=== What you should do ===
State only how many lines below include the string "HLAAC".

=== Source material ===
----

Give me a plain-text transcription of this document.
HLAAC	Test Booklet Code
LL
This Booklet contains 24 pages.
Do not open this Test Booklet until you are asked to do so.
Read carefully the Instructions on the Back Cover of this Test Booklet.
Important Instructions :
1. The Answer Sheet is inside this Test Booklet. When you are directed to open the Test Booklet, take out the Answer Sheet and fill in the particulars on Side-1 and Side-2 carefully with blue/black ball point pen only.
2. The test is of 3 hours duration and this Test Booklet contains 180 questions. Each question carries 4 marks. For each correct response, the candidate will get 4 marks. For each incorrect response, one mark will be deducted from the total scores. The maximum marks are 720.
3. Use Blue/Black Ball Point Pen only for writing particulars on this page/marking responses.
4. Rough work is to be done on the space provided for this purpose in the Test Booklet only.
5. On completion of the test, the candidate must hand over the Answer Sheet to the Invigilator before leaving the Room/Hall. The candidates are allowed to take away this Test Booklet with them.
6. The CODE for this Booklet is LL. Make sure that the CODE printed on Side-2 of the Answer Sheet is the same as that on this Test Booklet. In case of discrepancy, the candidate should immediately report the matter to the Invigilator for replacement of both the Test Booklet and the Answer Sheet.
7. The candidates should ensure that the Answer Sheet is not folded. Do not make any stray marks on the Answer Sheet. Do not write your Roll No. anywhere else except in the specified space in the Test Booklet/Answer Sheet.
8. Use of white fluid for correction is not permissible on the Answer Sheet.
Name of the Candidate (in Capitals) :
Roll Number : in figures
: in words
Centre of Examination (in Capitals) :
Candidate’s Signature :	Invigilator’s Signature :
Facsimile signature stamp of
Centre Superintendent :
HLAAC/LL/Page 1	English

----

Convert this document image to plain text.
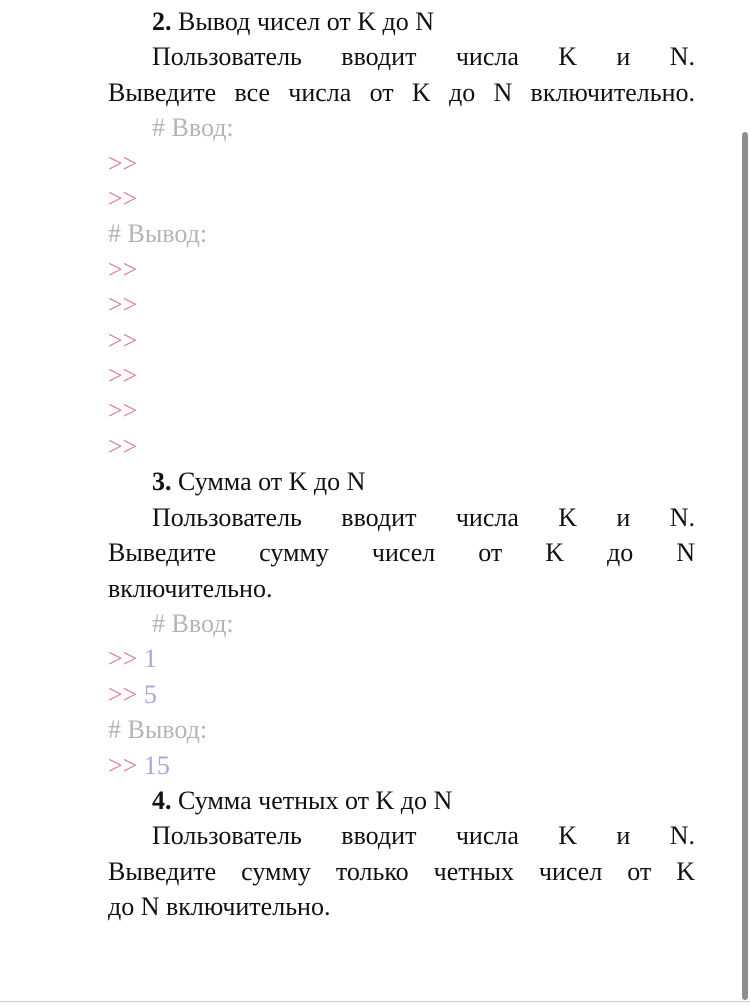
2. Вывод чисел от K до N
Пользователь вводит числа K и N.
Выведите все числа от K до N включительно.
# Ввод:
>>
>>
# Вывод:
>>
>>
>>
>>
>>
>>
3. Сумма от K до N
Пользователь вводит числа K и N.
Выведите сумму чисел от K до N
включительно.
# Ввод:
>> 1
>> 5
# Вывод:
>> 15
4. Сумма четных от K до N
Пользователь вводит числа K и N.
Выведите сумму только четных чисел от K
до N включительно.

----

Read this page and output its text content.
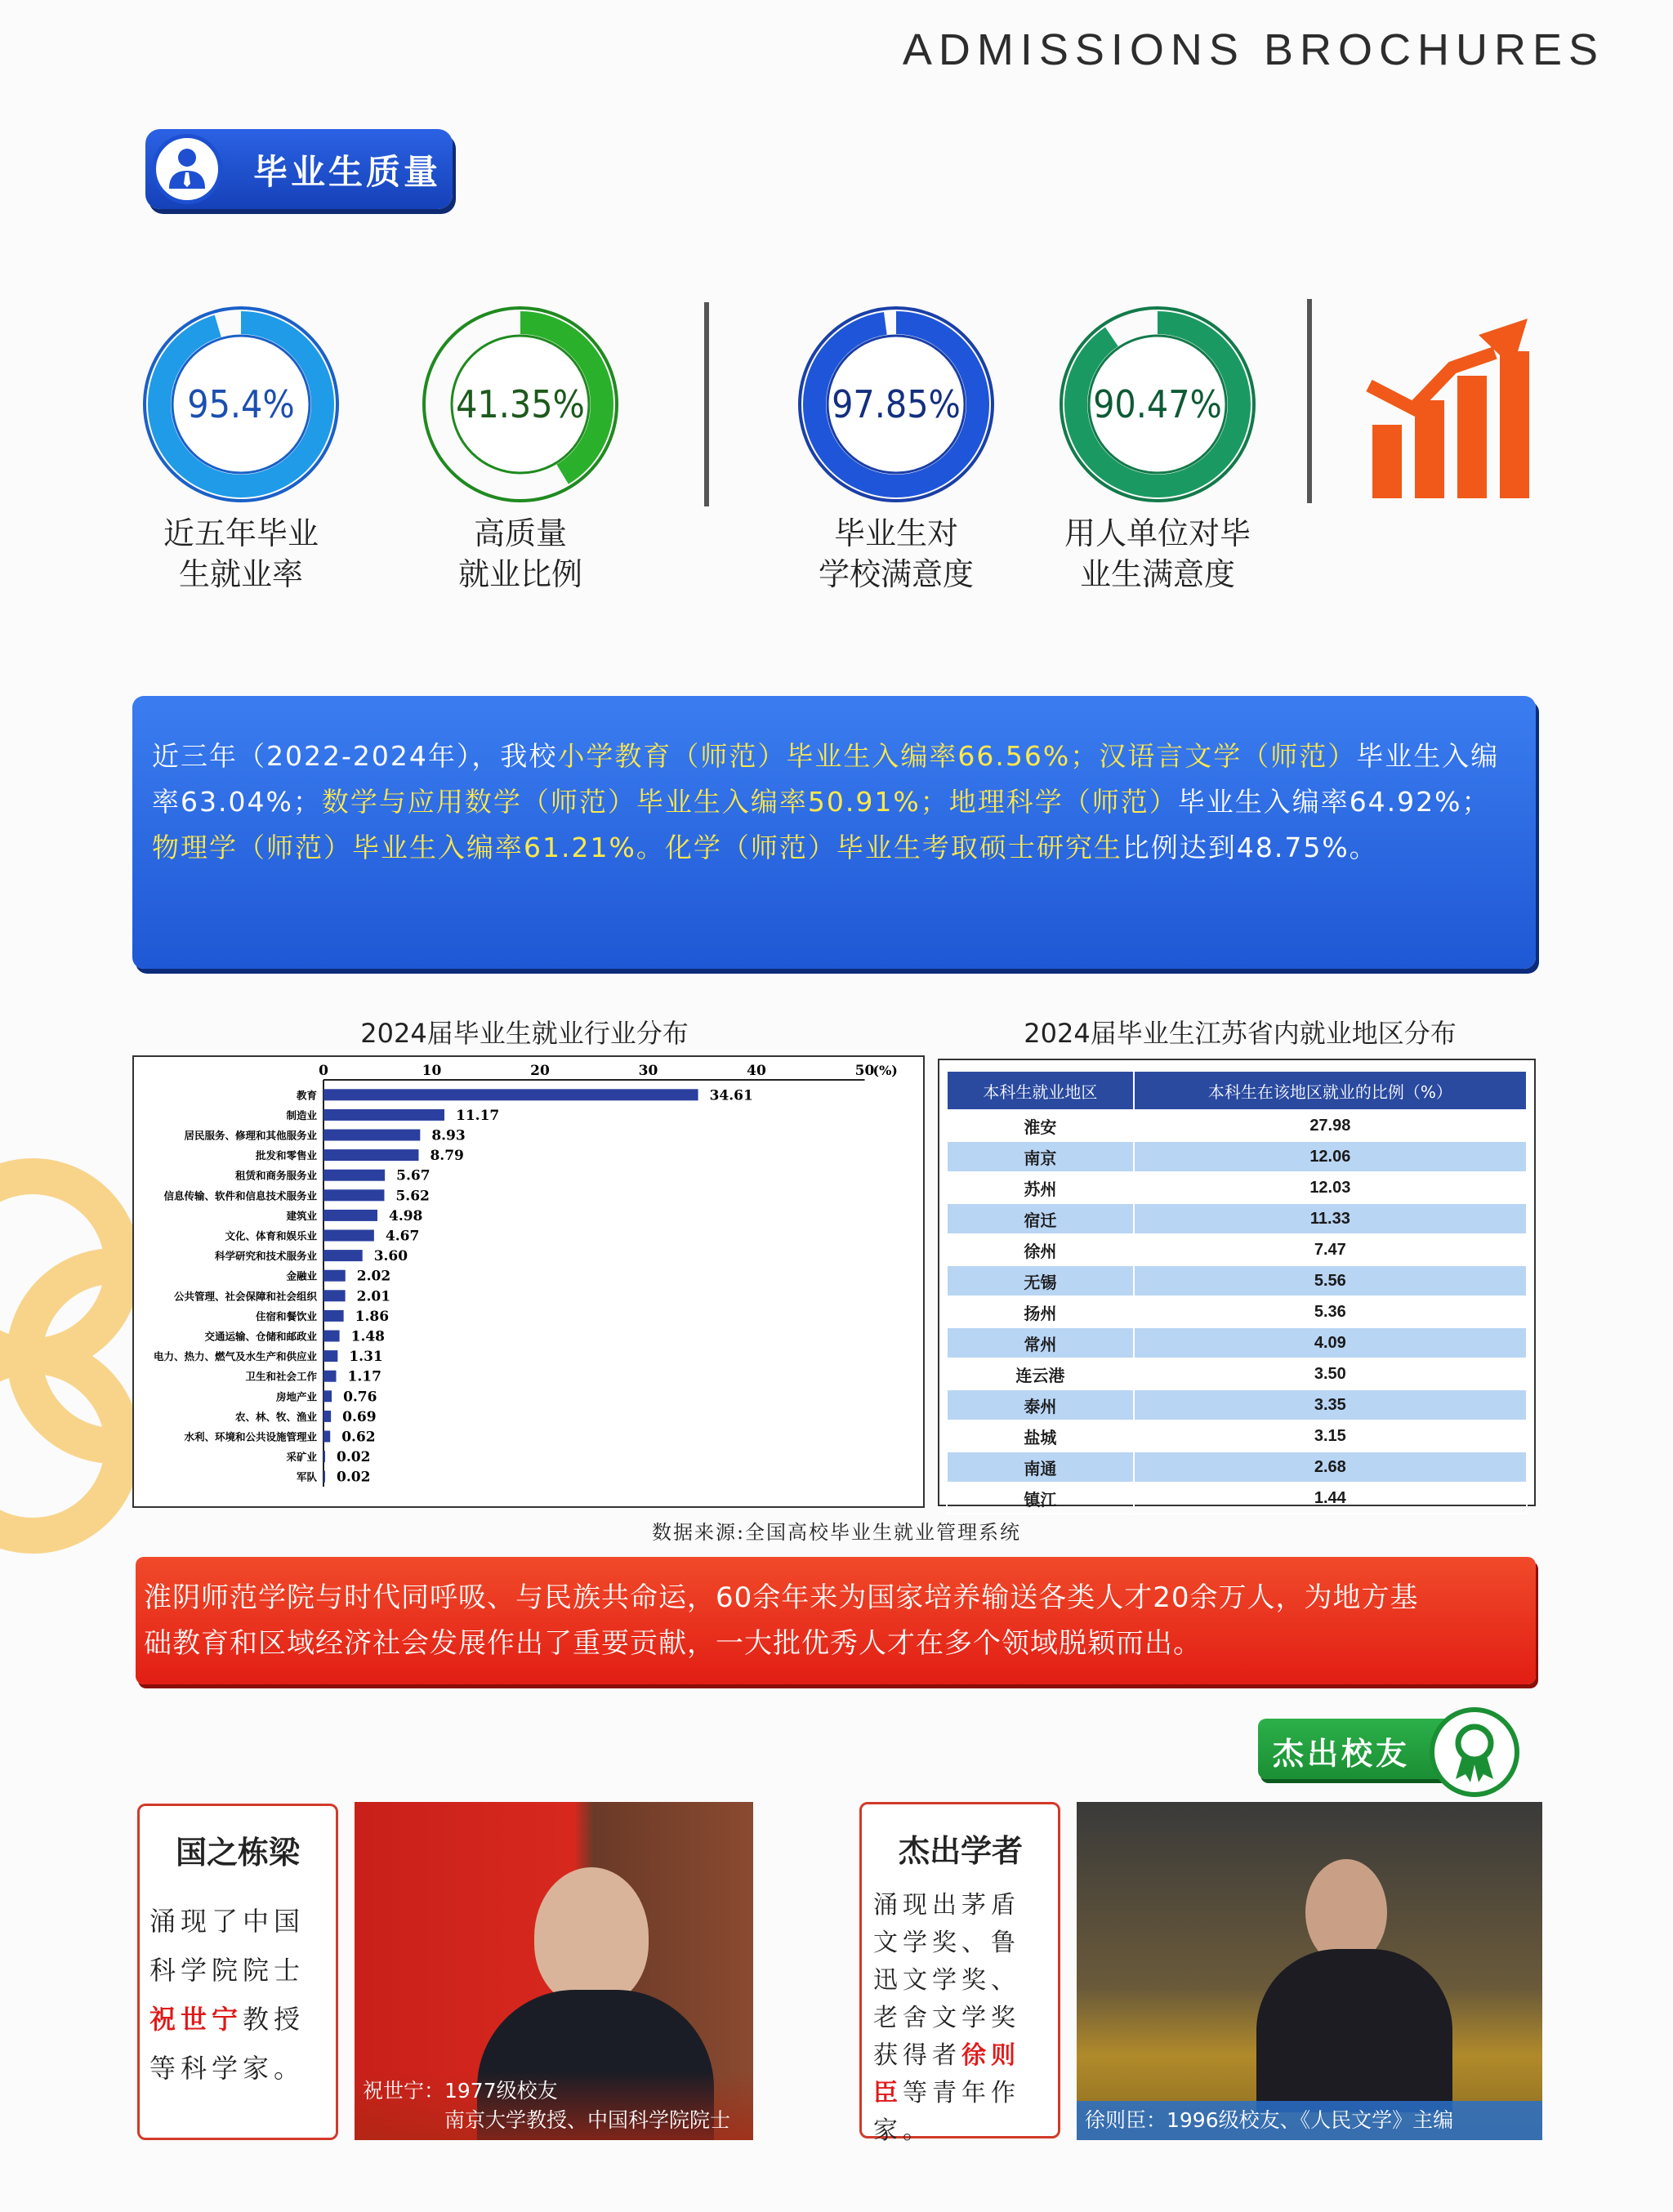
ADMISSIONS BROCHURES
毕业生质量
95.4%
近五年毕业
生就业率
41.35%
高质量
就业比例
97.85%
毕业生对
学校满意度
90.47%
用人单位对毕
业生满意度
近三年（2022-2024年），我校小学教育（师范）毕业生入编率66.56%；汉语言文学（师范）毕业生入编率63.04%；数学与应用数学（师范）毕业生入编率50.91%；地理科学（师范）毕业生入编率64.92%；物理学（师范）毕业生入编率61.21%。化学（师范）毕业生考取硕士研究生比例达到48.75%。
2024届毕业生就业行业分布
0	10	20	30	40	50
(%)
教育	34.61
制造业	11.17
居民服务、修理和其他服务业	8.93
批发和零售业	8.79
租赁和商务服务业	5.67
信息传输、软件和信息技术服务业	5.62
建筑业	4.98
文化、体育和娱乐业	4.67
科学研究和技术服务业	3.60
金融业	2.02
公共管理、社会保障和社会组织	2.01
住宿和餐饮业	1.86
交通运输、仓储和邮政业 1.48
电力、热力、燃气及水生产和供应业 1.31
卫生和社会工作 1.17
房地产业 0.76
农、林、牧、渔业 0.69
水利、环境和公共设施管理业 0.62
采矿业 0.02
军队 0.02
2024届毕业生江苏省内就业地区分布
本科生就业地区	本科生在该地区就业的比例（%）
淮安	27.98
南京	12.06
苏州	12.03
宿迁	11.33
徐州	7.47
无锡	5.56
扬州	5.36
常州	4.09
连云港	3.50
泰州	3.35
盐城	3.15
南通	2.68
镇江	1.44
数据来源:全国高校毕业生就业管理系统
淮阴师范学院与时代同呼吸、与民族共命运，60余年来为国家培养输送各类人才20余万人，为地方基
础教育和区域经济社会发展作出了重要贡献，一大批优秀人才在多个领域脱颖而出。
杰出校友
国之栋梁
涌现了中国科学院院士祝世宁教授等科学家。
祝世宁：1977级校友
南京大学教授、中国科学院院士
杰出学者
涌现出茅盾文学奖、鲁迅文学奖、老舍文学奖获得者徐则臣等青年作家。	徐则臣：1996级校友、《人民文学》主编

----

=== Task solution ===
2